### Exercise instructions
Extract the full listing below without altering a single character.

++++++++

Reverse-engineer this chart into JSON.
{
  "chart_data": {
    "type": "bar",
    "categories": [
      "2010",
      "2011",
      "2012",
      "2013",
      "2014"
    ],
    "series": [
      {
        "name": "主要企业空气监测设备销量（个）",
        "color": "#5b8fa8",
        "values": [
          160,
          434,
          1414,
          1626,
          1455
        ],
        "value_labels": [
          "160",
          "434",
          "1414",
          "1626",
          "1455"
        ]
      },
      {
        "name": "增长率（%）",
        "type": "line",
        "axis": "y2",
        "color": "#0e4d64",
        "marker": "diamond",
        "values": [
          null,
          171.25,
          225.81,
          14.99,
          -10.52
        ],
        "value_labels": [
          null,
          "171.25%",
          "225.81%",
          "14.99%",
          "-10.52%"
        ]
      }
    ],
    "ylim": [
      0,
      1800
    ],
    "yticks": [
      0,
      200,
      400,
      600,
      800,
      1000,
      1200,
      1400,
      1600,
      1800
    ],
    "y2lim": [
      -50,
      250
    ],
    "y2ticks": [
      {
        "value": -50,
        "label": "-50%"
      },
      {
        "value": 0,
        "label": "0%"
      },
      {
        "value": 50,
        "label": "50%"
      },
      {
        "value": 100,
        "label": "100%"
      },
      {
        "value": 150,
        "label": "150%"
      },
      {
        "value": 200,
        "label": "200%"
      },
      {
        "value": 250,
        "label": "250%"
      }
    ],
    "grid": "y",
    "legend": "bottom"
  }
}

++++++++

### Task answer
Reverse-engineer this chart into JSON.
{
  "chart_data": {
    "type": "bar",
    "categories": [
      "2010",
      "2011",
      "2012",
      "2013",
      "2014"
    ],
    "series": [
      {
        "name": "主要企业空气监测设备销量（个）",
        "color": "#5b8fa8",
        "values": [
          160,
          434,
          1414,
          1626,
          1455
        ],
        "value_labels": [
          "160",
          "434",
          "1414",
          "1626",
          "1455"
        ]
      },
      {
        "name": "增长率（%）",
        "type": "line",
        "axis": "y2",
        "color": "#0e4d64",
        "marker": "diamond",
        "values": [
          null,
          171.25,
          225.81,
          14.99,
          -10.52
        ],
        "value_labels": [
          null,
          "171.25%",
          "225.81%",
          "14.99%",
          "-10.52%"
        ]
      }
    ],
    "ylim": [
      0,
      1800
    ],
    "yticks": [
      0,
      200,
      400,
      600,
      800,
      1000,
      1200,
      1400,
      1600,
      1800
    ],
    "y2lim": [
      -50,
      250
    ],
    "y2ticks": [
      {
        "value": -50,
        "label": "-50%"
      },
      {
        "value": 0,
        "label": "0%"
      },
      {
        "value": 50,
        "label": "50%"
      },
      {
        "value": 100,
        "label": "100%"
      },
      {
        "value": 150,
        "label": "150%"
      },
      {
        "value": 200,
        "label": "200%"
      },
      {
        "value": 250,
        "label": "250%"
      }
    ],
    "grid": "y",
    "legend": "bottom"
  }
}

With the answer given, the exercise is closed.